- _Problem requirements_
Reproduce the lines of the material exactly, excluding every image.

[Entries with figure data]
"""
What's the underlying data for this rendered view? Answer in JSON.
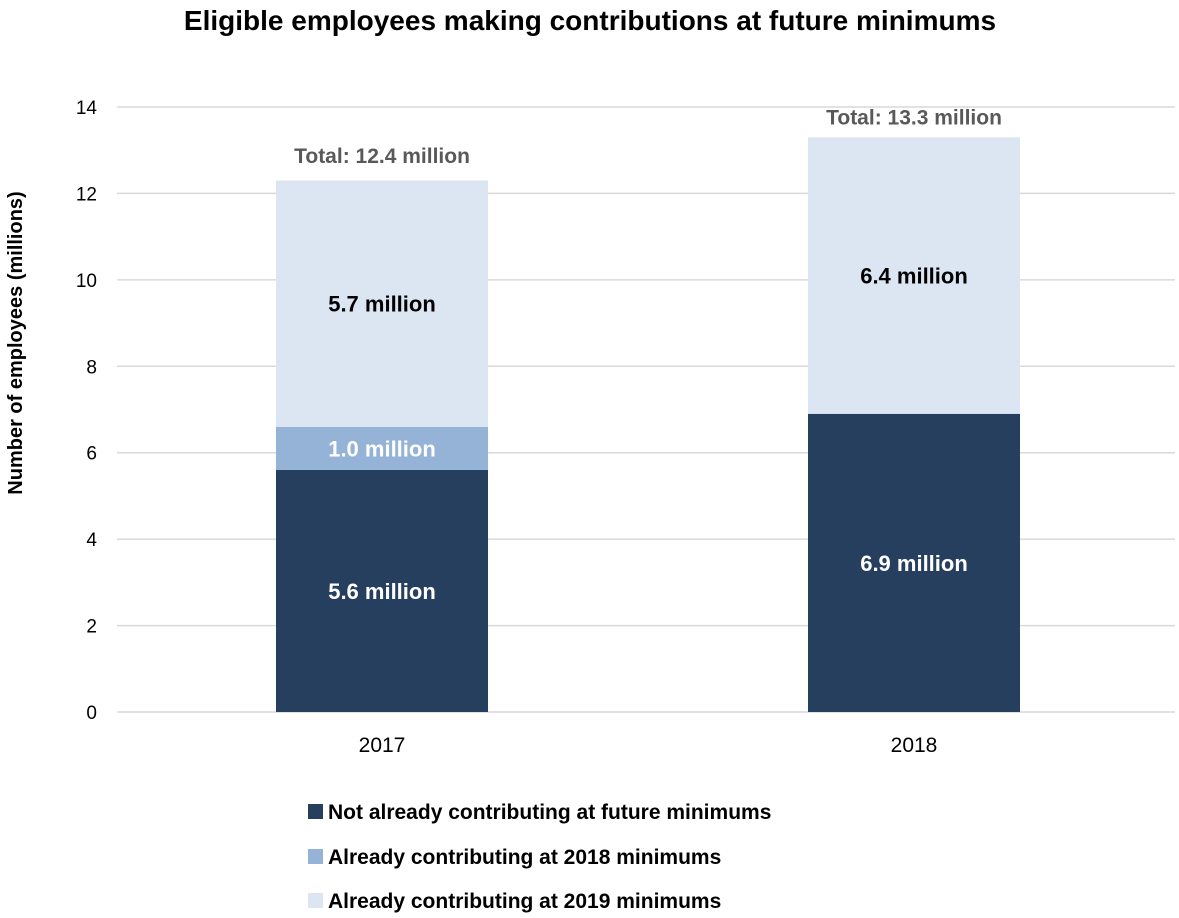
{
  "chart_data": {
    "type": "bar",
    "stacked": true,
    "title": "Eligible employees making contributions at future minimums",
    "xlabel": "",
    "ylabel": "Number of employees (millions)",
    "ylim": [
      0,
      14
    ],
    "yticks": [
      0,
      2,
      4,
      6,
      8,
      10,
      12,
      14
    ],
    "grid": true,
    "legend_position": "bottom",
    "categories": [
      "2017",
      "2018"
    ],
    "series": [
      {
        "name": "Not already contributing at future minimums",
        "color": "#263f5f",
        "label_color": "#ffffff",
        "values": [
          5.6,
          6.9
        ],
        "labels": [
          "5.6 million",
          "6.9 million"
        ]
      },
      {
        "name": "Already contributing at 2018 minimums",
        "color": "#95b3d7",
        "label_color": "#ffffff",
        "values": [
          1.0,
          0
        ],
        "labels": [
          "1.0 million",
          ""
        ]
      },
      {
        "name": "Already contributing at 2019 minimums",
        "color": "#dce6f2",
        "label_color": "#000000",
        "values": [
          5.7,
          6.4
        ],
        "labels": [
          "5.7 million",
          "6.4 million"
        ]
      }
    ],
    "totals": [
      12.4,
      13.3
    ],
    "total_labels": [
      "Total: 12.4 million",
      "Total: 13.3 million"
    ]
  }
}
"""
- _Result of this task_
What's the underlying data for this rendered view? Answer in JSON.
{
  "chart_data": {
    "type": "bar",
    "stacked": true,
    "title": "Eligible employees making contributions at future minimums",
    "xlabel": "",
    "ylabel": "Number of employees (millions)",
    "ylim": [
      0,
      14
    ],
    "yticks": [
      0,
      2,
      4,
      6,
      8,
      10,
      12,
      14
    ],
    "grid": true,
    "legend_position": "bottom",
    "categories": [
      "2017",
      "2018"
    ],
    "series": [
      {
        "name": "Not already contributing at future minimums",
        "color": "#263f5f",
        "label_color": "#ffffff",
        "values": [
          5.6,
          6.9
        ],
        "labels": [
          "5.6 million",
          "6.9 million"
        ]
      },
      {
        "name": "Already contributing at 2018 minimums",
        "color": "#95b3d7",
        "label_color": "#ffffff",
        "values": [
          1.0,
          0
        ],
        "labels": [
          "1.0 million",
          ""
        ]
      },
      {
        "name": "Already contributing at 2019 minimums",
        "color": "#dce6f2",
        "label_color": "#000000",
        "values": [
          5.7,
          6.4
        ],
        "labels": [
          "5.7 million",
          "6.4 million"
        ]
      }
    ],
    "totals": [
      12.4,
      13.3
    ],
    "total_labels": [
      "Total: 12.4 million",
      "Total: 13.3 million"
    ]
  }
}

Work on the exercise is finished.